▶ _Excerpt_:
____________
Certainty of evidence

Based on the GRADE assessment,⁽³⁹⁾ the risks of bias, indirectness, imprecision, inconsistency, and other considerations (publication bias) were assessed for each outcome. The certainty of evidence for sleep efficiency and subjectively assessed sleep, which showed a significant effect of synthesis, is presented below.

Sleep efficiency

Regarding blindness bias, one study was found in which the blindness could not be confirmed because of fish and meat intake.⁽⁴¹⁾ However, Hansen et al.⁽⁴¹⁾ used a device to measure sleep efficiency, which is an outcome that is not affected by blinding considerably. Regarding other risks of bias, there are three studies with conflict of interest (COI) concerns (funded by a company that deals with the omega-3 ingredient). Based on the above, the overall RoB was judged to be “medium (−1)”. Indirectness was determined to be “low (0)” because there were no factors that had a significant impact on the results of the study. The imprecision was rated as “medium (−1)” because the number of subjects was less than 400 subjects although there were multiple reports in the study. Regarding inconsistency, heterogeneity was low (I² = 0%), and the results of additional analysis using the leave-one-out method showed that the integration effect was consistently significant, ranging between 1.77 [0.85, 2.69] and 2.07 [0.95, 3.18] when any one data was excluded (Supplemental Table 1*). Because of the low heterogeneity and high robustness of the results, we evaluated the inconsistency as “low (0)”. Publication bias was rated as “low (0)” because no significant difference was found in the meta-analysis test for publication bias (Egger’s test). Based on the above results, we rated the certainty of evidence for sleep efficiency as B (medium).
____________
▶ _Dataset content_:
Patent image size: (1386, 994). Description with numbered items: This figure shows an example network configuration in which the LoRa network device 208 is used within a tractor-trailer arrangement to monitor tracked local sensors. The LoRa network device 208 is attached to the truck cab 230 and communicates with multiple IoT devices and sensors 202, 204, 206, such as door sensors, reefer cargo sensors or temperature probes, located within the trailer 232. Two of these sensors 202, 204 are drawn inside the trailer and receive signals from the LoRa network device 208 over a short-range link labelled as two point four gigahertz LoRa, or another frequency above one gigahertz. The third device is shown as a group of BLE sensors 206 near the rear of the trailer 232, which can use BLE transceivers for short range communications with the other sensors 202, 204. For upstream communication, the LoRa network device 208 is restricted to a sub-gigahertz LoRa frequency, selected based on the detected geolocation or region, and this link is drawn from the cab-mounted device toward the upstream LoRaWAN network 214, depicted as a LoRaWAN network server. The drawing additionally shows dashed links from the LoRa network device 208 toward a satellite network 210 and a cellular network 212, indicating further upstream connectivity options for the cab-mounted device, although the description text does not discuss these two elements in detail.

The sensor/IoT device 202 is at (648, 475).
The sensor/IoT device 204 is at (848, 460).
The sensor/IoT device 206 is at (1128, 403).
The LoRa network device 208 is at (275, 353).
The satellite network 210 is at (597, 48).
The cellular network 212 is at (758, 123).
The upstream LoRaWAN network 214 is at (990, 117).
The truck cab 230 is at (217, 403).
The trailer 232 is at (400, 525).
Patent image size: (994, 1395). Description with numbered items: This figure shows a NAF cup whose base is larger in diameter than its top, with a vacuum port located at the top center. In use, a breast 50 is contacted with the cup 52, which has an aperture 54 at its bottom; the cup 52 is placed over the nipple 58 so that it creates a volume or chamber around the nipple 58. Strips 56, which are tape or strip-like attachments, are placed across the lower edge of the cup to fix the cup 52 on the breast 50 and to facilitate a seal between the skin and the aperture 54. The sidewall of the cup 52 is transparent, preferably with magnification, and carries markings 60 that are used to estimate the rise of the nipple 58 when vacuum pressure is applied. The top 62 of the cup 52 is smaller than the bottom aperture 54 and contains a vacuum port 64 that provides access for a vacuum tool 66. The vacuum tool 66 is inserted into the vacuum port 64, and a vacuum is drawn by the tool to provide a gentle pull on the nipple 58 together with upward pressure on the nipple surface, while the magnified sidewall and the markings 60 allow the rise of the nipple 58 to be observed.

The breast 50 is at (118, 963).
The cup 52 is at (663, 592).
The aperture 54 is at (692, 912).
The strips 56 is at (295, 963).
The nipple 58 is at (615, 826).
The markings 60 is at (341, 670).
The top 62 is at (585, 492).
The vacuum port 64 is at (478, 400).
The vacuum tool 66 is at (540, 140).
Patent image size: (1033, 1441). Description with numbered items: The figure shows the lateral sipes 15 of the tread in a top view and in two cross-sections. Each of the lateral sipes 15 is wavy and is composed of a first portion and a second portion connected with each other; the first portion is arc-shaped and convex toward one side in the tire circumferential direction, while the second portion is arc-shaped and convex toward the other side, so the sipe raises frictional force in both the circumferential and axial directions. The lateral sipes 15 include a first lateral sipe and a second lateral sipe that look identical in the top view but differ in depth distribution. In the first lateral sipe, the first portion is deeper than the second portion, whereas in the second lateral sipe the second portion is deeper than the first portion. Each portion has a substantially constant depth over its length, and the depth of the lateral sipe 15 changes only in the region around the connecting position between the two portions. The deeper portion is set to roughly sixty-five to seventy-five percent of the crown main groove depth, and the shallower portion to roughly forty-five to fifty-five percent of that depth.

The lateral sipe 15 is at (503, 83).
____________
▶ _Problem description_: Write out the full excerpt on the certainty of evidence word for word.

▶ _Final answer_:
Certainty of evidence

Based on the GRADE assessment,⁽³⁹⁾ the risks of bias, indirectness, imprecision, inconsistency, and other considerations (publication bias) were assessed for each outcome. The certainty of evidence for sleep efficiency and subjectively assessed sleep, which showed a significant effect of synthesis, is presented below.

Sleep efficiency

Regarding blindness bias, one study was found in which the blindness could not be confirmed because of fish and meat intake.⁽⁴¹⁾ However, Hansen et al.⁽⁴¹⁾ used a device to measure sleep efficiency, which is an outcome that is not affected by blinding considerably. Regarding other risks of bias, there are three studies with conflict of interest (COI) concerns (funded by a company that deals with the omega-3 ingredient). Based on the above, the overall RoB was judged to be “medium (−1)”. Indirectness was determined to be “low (0)” because there were no factors that had a significant impact on the results of the study. The imprecision was rated as “medium (−1)” because the number of subjects was less than 400 subjects although there were multiple reports in the study. Regarding inconsistency, heterogeneity was low (I² = 0%), and the results of additional analysis using the leave-one-out method showed that the integration effect was consistently significant, ranging between 1.77 [0.85, 2.69] and 2.07 [0.95, 3.18] when any one data was excluded (Supplemental Table 1*). Because of the low heterogeneity and high robustness of the results, we evaluated the inconsistency as “low (0)”. Publication bias was rated as “low (0)” because no significant difference was found in the meta-analysis test for publication bias (Egger’s test). Based on the above results, we rated the certainty of evidence for sleep efficiency as B (medium).